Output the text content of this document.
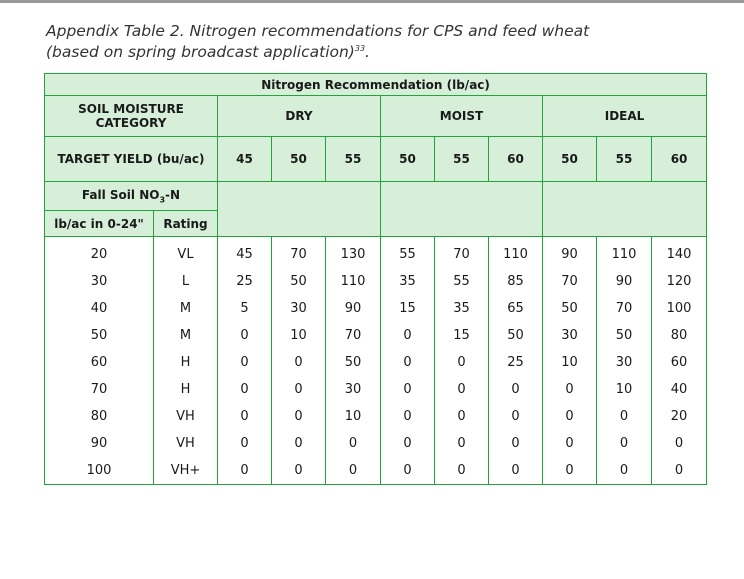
Appendix Table 2. Nitrogen recommendations for CPS and feed wheat
(based on spring broadcast application)$^{33}$.
Nitrogen Recommendation (lb/ac)										
SOIL MOISTURE CATEGORY		DRY			MOIST			IDEAL		
TARGET YIELD (bu/ac)		45	50	55	50	55	60	50	55	60
Fall Soil $NO_3-N$										
lb/ac in 0-24"	Rating									
20	VL	45	70	130	55	70	110	90	110	140
30	L	25	50	110	35	55	85	70	90	120
40	M	5	30	90	15	35	65	50	70	100
50	M	0	10	70	0	15	50	30	50	80
60	H	0	0	50	0	0	25	10	30	60
70	H	0	0	30	0	0	0	0	10	40
80	VH	0	0	10	0	0	0	0	0	20
90	VH	0	0	0	0	0	0	0	0	0
100	VH+	0	0	0	0	0	0	0	0	0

# # #

**Stated problem:**
Word for word, quote the full listing, omitting every picture.

**Written response:**
Output the text content of this document.
Appendix Table 2. Nitrogen recommendations for CPS and feed wheat
(based on spring broadcast application)$^{33}$.
Nitrogen Recommendation (lb/ac)										
SOIL MOISTURE CATEGORY		DRY			MOIST			IDEAL		
TARGET YIELD (bu/ac)		45	50	55	50	55	60	50	55	60
Fall Soil $NO_3-N$										
lb/ac in 0-24"	Rating									
20	VL	45	70	130	55	70	110	90	110	140
30	L	25	50	110	35	55	85	70	90	120
40	M	5	30	90	15	35	65	50	70	100
50	M	0	10	70	0	15	50	30	50	80
60	H	0	0	50	0	0	25	10	30	60
70	H	0	0	30	0	0	0	0	10	40
80	VH	0	0	10	0	0	0	0	0	20
90	VH	0	0	0	0	0	0	0	0	0
100	VH+	0	0	0	0	0	0	0	0	0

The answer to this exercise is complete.